■ THE REQUEST:
Narrow the data below down to the lines containing "Works".

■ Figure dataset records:
----------
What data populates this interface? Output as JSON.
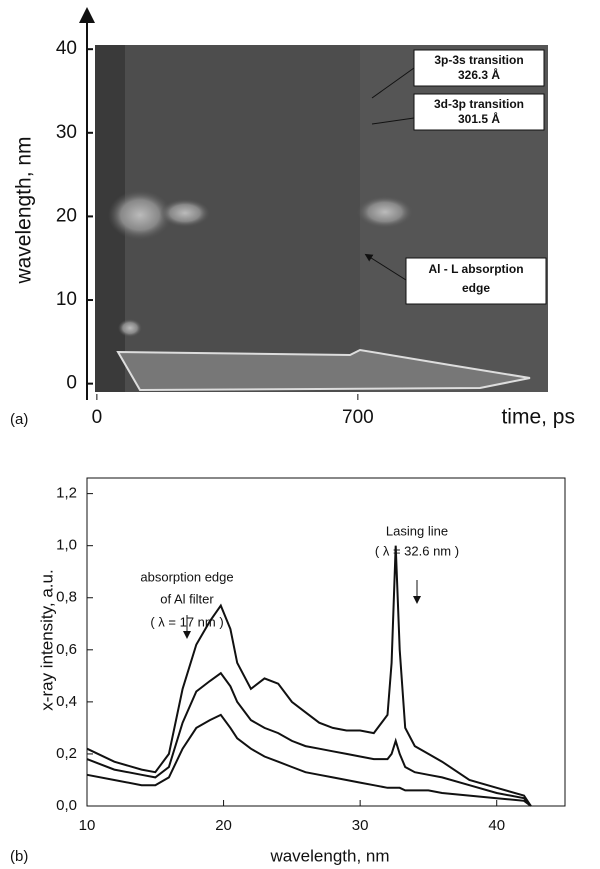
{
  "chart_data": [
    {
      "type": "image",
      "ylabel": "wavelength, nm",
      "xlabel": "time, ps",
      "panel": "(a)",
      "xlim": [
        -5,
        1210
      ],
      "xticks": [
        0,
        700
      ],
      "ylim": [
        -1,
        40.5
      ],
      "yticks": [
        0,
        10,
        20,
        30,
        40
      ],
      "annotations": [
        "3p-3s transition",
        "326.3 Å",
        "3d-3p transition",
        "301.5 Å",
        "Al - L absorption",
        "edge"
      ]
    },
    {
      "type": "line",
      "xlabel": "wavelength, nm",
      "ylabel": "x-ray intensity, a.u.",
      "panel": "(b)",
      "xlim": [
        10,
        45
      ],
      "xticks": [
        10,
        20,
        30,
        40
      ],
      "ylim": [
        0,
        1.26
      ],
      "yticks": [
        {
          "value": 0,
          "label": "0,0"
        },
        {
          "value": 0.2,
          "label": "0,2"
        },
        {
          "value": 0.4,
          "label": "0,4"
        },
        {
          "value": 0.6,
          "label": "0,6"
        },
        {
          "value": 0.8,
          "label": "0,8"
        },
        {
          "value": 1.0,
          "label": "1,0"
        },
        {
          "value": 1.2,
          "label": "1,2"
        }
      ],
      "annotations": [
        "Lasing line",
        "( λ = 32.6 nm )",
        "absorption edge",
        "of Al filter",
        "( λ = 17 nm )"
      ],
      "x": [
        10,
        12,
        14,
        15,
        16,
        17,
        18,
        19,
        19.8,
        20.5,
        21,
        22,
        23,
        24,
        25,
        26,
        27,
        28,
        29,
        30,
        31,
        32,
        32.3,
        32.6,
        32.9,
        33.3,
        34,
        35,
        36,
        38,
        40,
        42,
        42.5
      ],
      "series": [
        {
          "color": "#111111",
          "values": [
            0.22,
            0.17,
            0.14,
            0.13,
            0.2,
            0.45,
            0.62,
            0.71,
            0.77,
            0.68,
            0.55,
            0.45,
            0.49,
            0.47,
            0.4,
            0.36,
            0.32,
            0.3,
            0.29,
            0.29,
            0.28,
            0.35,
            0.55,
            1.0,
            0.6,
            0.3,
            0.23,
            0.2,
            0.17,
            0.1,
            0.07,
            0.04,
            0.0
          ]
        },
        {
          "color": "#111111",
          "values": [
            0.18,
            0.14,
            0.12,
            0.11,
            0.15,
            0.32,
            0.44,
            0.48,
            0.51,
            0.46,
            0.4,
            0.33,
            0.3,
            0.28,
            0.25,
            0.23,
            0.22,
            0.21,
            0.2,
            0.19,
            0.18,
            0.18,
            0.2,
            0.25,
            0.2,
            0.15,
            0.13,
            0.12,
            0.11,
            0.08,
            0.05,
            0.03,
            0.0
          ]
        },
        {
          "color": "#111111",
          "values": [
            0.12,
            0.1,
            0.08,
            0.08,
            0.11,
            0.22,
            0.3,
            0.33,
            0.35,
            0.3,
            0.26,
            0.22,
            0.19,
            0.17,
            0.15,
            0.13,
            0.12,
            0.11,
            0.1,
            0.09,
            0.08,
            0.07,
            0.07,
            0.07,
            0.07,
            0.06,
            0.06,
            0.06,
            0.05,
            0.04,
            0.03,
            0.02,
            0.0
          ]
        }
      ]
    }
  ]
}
----------
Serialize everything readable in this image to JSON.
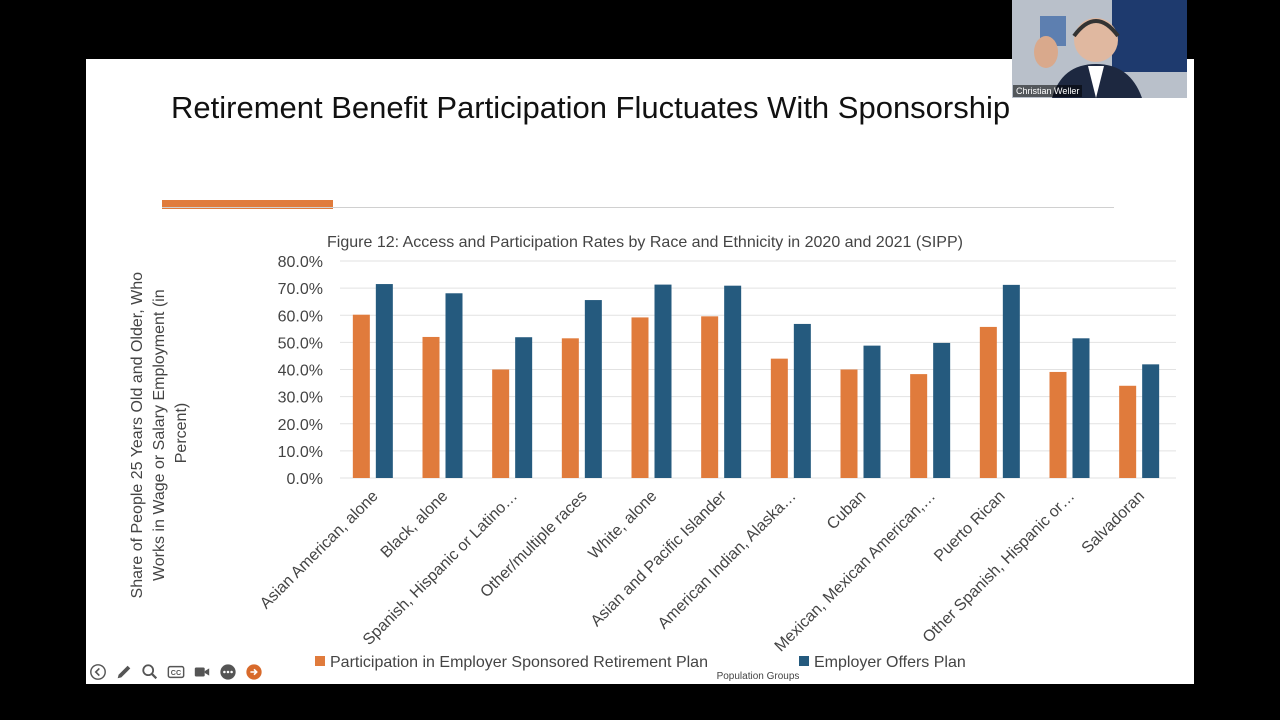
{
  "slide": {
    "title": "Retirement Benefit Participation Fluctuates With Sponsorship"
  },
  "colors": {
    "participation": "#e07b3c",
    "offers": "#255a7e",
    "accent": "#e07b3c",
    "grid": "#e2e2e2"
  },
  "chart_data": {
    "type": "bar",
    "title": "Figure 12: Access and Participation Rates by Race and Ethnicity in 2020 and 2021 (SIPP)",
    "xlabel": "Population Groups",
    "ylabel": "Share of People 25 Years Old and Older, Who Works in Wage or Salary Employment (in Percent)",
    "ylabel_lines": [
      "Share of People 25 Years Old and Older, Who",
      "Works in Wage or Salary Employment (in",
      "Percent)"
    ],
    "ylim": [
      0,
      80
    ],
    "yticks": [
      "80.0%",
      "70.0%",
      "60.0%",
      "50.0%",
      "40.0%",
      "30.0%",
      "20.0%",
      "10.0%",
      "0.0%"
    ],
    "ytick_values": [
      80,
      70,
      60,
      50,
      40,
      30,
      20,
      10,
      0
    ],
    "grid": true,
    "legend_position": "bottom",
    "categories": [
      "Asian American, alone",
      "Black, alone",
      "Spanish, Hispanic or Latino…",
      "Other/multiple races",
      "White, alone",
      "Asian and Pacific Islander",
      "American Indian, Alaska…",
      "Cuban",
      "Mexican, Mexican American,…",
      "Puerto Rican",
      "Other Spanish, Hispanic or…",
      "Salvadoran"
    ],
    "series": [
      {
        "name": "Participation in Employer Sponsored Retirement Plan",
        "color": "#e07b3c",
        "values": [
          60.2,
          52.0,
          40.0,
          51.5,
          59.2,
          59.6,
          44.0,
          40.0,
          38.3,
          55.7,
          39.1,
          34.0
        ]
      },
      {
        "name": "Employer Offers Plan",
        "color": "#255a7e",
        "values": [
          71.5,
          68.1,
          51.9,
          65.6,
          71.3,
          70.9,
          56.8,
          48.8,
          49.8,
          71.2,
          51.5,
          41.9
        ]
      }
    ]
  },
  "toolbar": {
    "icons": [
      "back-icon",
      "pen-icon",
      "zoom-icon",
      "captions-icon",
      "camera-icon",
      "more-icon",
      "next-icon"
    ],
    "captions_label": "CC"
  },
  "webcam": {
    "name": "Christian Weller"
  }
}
----------
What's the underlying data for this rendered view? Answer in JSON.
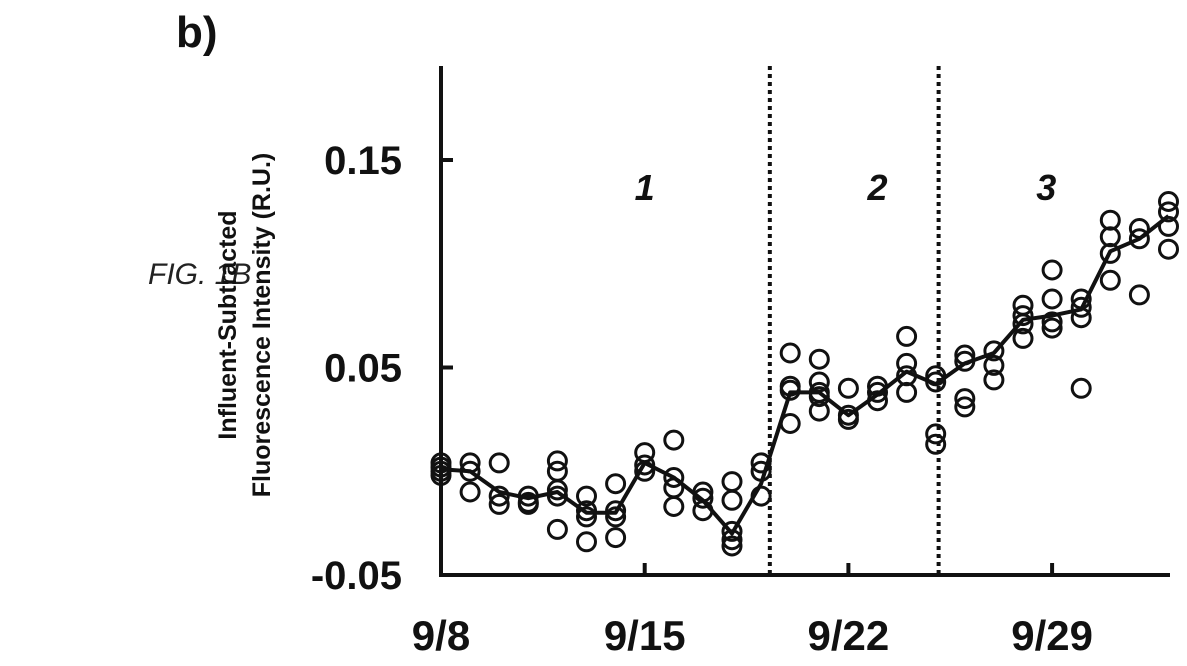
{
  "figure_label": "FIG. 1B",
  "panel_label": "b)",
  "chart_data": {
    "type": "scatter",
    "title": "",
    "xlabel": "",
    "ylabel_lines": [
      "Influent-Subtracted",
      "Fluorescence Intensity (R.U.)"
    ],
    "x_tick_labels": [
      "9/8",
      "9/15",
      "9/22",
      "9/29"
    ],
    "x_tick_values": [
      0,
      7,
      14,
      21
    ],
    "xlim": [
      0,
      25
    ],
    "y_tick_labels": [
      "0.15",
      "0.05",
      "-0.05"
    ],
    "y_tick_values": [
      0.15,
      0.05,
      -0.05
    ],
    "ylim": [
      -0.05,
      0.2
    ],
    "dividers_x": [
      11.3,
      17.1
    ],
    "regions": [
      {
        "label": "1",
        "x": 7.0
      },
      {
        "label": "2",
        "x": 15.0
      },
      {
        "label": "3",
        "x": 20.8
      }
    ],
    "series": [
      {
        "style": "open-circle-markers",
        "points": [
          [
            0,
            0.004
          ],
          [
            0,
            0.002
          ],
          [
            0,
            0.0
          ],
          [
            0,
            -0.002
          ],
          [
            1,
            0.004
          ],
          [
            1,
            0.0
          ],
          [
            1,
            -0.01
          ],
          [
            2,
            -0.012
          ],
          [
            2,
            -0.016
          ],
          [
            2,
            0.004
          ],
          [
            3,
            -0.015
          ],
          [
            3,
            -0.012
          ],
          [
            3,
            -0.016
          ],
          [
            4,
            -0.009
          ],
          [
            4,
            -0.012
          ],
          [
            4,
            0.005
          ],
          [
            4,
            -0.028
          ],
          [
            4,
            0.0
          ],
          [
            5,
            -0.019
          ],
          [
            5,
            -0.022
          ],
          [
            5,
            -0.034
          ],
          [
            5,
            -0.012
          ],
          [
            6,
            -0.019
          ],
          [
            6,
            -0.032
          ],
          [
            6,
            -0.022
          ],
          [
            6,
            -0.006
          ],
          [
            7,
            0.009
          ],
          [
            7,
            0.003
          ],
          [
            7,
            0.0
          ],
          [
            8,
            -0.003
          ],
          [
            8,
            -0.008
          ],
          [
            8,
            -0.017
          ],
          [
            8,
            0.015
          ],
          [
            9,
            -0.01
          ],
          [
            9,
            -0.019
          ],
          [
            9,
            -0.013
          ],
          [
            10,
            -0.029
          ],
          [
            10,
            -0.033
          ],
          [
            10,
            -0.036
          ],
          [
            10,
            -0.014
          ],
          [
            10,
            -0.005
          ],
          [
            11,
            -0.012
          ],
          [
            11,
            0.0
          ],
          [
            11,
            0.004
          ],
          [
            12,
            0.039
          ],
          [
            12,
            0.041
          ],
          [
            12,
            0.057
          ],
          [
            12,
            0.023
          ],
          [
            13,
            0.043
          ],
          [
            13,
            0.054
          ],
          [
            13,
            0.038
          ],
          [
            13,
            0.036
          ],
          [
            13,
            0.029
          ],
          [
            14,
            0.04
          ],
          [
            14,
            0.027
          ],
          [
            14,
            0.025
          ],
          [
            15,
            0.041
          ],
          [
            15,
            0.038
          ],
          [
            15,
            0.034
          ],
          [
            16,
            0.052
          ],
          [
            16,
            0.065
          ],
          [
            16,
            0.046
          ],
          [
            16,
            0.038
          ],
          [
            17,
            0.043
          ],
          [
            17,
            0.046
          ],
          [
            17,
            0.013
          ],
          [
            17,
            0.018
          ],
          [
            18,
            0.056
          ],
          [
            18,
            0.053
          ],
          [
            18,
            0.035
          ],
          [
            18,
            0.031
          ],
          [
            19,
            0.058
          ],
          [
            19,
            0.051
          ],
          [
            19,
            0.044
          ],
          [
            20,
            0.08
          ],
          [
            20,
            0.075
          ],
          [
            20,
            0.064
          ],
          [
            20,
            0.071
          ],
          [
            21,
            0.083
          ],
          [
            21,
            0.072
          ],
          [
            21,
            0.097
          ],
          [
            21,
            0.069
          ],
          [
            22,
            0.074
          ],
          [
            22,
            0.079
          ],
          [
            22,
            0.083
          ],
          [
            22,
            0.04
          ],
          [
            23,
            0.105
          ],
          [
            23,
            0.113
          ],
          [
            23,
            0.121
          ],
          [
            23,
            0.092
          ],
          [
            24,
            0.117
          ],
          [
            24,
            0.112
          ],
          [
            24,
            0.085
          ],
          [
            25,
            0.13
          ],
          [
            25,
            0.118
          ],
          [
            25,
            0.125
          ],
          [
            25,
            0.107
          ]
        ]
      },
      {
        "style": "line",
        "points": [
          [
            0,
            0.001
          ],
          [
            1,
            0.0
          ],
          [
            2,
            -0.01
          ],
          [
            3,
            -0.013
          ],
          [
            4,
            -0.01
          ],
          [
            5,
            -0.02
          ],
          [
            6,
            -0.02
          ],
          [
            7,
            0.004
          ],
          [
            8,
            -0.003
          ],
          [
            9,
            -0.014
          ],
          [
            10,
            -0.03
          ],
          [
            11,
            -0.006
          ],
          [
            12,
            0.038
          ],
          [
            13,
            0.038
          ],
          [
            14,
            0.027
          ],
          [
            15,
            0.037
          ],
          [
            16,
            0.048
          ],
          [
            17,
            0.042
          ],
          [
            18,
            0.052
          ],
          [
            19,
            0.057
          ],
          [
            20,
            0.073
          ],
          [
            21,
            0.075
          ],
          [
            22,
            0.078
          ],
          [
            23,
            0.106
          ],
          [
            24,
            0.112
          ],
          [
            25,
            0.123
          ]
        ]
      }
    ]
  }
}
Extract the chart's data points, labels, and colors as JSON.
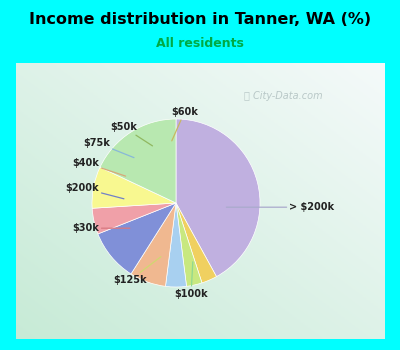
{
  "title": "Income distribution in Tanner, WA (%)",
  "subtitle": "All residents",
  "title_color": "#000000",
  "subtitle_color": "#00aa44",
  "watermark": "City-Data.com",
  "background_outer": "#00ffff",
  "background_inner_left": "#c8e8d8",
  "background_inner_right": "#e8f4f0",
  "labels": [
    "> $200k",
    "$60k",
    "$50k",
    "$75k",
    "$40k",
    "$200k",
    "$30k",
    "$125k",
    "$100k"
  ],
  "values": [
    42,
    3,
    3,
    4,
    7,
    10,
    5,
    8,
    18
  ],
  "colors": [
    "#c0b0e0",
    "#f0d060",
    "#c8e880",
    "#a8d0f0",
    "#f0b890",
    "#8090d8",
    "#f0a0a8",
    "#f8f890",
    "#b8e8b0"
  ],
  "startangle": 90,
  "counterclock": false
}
----------
■ WRITTEN SOLUTION:
    "ylabel": "Share of People 25 Years Old and Older, Who Works in Wage or Salary Employment (in Percent)",
      "Works in Wage or Salary Employment (in",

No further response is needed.